■ **WORK TO DO**
Reproduce the data in its entirety, exactly as supplied.

■ **MATERIAL SUPPLIED**

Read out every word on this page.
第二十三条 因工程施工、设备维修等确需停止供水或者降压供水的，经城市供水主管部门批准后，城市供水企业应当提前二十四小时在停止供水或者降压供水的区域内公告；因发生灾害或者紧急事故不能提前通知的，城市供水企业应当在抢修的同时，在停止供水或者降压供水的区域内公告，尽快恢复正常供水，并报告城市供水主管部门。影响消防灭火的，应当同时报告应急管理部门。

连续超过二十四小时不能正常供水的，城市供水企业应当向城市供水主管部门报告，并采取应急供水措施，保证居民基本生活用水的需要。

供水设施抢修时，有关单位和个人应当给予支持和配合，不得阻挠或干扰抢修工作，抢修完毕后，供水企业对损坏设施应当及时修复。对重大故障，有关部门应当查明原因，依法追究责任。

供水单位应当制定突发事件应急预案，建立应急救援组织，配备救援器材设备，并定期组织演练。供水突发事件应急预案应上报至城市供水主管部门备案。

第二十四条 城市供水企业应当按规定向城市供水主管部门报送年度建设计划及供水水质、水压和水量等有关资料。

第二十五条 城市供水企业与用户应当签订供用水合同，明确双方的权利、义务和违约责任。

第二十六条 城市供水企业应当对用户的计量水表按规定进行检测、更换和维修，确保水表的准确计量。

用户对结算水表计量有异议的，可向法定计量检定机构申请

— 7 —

■ **FULL OUTPUT**
Read out every word on this page.
第二十三条 因工程施工、设备维修等确需停止供水或者降压供水的，经城市供水主管部门批准后，城市供水企业应当提前二十四小时在停止供水或者降压供水的区域内公告；因发生灾害或者紧急事故不能提前通知的，城市供水企业应当在抢修的同时，在停止供水或者降压供水的区域内公告，尽快恢复正常供水，并报告城市供水主管部门。影响消防灭火的，应当同时报告应急管理部门。

连续超过二十四小时不能正常供水的，城市供水企业应当向城市供水主管部门报告，并采取应急供水措施，保证居民基本生活用水的需要。

供水设施抢修时，有关单位和个人应当给予支持和配合，不得阻挠或干扰抢修工作，抢修完毕后，供水企业对损坏设施应当及时修复。对重大故障，有关部门应当查明原因，依法追究责任。

供水单位应当制定突发事件应急预案，建立应急救援组织，配备救援器材设备，并定期组织演练。供水突发事件应急预案应上报至城市供水主管部门备案。

第二十四条 城市供水企业应当按规定向城市供水主管部门报送年度建设计划及供水水质、水压和水量等有关资料。

第二十五条 城市供水企业与用户应当签订供用水合同，明确双方的权利、义务和违约责任。

第二十六条 城市供水企业应当对用户的计量水表按规定进行检测、更换和维修，确保水表的准确计量。

用户对结算水表计量有异议的，可向法定计量检定机构申请

— 7 —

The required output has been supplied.